* **Exercise task**:
Word for word, restate every line of the material.

* **Data excerpts**:

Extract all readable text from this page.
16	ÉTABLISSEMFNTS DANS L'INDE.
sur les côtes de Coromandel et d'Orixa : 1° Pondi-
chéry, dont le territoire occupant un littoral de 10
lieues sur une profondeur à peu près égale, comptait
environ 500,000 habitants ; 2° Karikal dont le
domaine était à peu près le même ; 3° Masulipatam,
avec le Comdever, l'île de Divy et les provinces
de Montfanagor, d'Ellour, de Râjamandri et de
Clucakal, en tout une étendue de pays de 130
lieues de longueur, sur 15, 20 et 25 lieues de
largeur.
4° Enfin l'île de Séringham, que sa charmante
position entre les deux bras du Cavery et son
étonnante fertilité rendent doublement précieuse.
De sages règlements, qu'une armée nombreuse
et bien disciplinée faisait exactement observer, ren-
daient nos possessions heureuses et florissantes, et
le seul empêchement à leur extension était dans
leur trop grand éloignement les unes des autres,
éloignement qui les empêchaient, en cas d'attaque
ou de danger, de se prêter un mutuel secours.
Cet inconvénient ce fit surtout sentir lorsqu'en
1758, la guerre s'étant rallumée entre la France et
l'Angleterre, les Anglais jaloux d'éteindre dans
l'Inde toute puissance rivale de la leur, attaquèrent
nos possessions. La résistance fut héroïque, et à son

* **Reply**:
Extract all readable text from this page.
16	ÉTABLISSEMFNTS DANS L'INDE.
sur les côtes de Coromandel et d'Orixa : 1° Pondi-
chéry, dont le territoire occupant un littoral de 10
lieues sur une profondeur à peu près égale, comptait
environ 500,000 habitants ; 2° Karikal dont le
domaine était à peu près le même ; 3° Masulipatam,
avec le Comdever, l'île de Divy et les provinces
de Montfanagor, d'Ellour, de Râjamandri et de
Clucakal, en tout une étendue de pays de 130
lieues de longueur, sur 15, 20 et 25 lieues de
largeur.
4° Enfin l'île de Séringham, que sa charmante
position entre les deux bras du Cavery et son
étonnante fertilité rendent doublement précieuse.
De sages règlements, qu'une armée nombreuse
et bien disciplinée faisait exactement observer, ren-
daient nos possessions heureuses et florissantes, et
le seul empêchement à leur extension était dans
leur trop grand éloignement les unes des autres,
éloignement qui les empêchaient, en cas d'attaque
ou de danger, de se prêter un mutuel secours.
Cet inconvénient ce fit surtout sentir lorsqu'en
1758, la guerre s'étant rallumée entre la France et
l'Angleterre, les Anglais jaloux d'éteindre dans
l'Inde toute puissance rivale de la leur, attaquèrent
nos possessions. La résistance fut héroïque, et à son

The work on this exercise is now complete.